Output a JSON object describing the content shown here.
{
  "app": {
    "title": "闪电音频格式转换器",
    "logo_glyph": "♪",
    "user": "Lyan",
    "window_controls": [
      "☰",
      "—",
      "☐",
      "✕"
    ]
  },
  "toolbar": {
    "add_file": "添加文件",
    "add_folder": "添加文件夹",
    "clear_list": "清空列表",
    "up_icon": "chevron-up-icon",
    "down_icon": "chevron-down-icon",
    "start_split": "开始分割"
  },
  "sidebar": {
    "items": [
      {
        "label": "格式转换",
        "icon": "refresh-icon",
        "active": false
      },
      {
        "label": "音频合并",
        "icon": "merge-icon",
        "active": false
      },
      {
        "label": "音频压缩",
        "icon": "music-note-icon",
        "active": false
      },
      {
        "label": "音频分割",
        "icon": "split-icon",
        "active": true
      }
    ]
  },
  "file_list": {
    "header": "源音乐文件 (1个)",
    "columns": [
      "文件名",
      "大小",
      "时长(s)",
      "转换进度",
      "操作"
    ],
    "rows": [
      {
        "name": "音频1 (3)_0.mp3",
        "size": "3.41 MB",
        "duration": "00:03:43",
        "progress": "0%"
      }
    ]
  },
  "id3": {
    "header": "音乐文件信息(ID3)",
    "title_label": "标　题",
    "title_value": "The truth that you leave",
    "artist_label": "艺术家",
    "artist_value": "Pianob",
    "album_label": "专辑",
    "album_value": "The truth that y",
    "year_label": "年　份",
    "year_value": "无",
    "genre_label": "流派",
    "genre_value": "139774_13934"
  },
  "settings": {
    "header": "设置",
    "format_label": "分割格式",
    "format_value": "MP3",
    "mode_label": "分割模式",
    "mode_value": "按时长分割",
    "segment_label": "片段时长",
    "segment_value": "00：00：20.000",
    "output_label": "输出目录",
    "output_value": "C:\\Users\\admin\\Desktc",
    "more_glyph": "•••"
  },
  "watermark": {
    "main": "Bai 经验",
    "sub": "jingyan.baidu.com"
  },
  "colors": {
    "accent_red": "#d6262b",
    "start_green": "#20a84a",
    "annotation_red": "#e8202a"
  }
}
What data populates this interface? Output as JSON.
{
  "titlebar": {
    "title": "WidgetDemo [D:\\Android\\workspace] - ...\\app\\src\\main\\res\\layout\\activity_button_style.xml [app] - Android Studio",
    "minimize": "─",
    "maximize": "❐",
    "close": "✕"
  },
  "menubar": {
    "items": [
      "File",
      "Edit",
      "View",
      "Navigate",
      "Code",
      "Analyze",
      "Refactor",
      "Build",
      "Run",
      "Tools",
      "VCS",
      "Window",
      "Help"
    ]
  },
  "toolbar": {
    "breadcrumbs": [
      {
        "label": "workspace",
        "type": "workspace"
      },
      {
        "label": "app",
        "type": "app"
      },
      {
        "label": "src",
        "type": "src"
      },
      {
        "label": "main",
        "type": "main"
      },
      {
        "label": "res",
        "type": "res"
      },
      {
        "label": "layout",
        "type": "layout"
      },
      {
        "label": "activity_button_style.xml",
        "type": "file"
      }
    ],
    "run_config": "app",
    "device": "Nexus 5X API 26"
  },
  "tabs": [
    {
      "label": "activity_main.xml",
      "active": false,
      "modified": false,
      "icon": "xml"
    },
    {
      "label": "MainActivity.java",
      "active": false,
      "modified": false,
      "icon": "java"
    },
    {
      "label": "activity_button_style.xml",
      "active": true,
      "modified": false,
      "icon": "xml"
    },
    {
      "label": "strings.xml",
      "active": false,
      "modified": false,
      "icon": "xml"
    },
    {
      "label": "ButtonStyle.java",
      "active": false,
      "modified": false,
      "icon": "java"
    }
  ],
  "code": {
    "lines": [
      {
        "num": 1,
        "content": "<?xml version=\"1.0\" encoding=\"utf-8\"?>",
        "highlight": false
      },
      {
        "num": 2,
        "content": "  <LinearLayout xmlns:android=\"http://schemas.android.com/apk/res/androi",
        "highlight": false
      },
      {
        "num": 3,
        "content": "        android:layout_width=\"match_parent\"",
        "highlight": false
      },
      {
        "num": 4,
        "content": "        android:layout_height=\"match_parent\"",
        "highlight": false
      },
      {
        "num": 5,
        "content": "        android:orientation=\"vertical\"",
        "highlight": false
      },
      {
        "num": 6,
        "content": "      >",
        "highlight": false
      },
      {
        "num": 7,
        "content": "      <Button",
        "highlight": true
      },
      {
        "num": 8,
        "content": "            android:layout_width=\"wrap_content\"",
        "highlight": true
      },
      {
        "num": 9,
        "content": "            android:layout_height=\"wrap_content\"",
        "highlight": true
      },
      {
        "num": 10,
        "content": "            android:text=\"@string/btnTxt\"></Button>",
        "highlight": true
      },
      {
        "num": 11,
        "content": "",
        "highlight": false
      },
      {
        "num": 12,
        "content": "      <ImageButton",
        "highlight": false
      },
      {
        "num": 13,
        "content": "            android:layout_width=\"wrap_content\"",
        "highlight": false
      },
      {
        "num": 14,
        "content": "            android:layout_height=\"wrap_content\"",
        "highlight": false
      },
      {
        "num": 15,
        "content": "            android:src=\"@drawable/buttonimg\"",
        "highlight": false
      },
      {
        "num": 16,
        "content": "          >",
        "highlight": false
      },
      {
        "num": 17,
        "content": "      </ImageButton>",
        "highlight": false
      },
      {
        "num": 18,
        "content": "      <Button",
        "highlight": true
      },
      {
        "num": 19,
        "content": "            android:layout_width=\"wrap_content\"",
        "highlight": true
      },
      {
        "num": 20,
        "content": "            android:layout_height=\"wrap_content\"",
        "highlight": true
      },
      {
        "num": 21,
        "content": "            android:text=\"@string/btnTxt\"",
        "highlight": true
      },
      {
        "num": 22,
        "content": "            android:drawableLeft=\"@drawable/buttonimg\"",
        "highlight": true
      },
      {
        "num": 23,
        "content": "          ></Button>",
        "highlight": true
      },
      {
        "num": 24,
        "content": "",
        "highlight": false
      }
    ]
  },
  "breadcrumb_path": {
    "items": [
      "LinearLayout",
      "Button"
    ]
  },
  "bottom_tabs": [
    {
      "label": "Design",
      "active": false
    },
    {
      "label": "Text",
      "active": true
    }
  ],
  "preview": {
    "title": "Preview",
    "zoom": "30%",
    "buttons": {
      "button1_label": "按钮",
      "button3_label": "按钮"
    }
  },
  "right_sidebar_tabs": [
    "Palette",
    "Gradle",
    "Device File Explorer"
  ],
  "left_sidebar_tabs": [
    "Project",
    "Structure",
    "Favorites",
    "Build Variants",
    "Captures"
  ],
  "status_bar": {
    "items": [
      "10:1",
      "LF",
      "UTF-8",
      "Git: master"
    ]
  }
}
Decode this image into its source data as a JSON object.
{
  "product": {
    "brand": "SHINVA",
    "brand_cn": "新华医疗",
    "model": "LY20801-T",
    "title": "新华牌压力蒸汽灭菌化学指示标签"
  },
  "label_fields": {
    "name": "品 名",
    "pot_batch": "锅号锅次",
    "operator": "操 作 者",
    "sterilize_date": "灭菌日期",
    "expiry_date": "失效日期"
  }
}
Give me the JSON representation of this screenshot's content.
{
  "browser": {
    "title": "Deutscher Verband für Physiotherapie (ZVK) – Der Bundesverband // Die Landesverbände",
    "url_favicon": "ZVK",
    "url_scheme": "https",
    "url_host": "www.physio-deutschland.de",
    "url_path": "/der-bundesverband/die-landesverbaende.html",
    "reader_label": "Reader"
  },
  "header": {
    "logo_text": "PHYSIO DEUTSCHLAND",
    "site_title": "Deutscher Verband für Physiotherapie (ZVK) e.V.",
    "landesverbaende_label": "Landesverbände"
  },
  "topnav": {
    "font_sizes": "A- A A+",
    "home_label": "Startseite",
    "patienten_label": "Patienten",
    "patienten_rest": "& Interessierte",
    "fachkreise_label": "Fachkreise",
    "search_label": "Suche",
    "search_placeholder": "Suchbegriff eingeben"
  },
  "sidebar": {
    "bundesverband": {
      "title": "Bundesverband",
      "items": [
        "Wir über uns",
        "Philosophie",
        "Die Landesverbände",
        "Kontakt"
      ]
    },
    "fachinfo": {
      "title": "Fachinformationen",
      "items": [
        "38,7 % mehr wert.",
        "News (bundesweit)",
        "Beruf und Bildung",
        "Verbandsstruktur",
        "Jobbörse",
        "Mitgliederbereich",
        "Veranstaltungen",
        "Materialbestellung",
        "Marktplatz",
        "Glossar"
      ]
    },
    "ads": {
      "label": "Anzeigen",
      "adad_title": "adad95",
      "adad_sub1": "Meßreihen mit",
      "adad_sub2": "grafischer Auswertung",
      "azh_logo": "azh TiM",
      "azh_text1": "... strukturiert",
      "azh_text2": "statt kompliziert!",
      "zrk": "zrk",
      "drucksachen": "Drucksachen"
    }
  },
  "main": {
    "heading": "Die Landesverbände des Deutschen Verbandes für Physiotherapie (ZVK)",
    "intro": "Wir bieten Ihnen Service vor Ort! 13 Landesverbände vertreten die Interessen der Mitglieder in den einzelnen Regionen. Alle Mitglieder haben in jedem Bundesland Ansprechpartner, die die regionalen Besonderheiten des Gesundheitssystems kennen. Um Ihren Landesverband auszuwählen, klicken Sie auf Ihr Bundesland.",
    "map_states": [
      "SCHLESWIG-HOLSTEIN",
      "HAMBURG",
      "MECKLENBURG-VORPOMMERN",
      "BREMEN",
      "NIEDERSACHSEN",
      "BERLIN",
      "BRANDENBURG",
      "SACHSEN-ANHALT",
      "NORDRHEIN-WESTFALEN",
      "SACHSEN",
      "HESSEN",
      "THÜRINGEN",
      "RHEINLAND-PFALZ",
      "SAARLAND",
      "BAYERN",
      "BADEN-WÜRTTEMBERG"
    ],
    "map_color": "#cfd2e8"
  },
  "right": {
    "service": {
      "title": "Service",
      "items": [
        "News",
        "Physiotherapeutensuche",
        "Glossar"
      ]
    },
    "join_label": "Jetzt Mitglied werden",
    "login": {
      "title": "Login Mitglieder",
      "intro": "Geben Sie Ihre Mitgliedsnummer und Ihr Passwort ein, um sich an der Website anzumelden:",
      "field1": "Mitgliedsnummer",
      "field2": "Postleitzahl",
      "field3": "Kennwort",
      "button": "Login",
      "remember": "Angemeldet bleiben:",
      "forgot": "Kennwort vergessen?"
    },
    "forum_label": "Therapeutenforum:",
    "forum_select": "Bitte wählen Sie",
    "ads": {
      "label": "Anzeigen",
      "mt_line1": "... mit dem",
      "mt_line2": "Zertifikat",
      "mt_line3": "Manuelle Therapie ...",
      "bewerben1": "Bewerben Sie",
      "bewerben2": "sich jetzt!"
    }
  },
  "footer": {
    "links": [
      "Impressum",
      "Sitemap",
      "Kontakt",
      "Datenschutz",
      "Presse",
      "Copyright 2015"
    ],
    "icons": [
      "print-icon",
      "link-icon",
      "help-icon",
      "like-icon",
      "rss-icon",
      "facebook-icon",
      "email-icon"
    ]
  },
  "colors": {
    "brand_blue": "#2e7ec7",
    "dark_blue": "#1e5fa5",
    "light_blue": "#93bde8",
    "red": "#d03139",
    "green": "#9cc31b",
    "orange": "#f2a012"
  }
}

Goal of the exercise:
Pick out and copy the lines of the entries that hold the string "object".

Solution for this exercise:
Output a JSON object describing the content shown here.
Decode this image into its source data as a JSON object.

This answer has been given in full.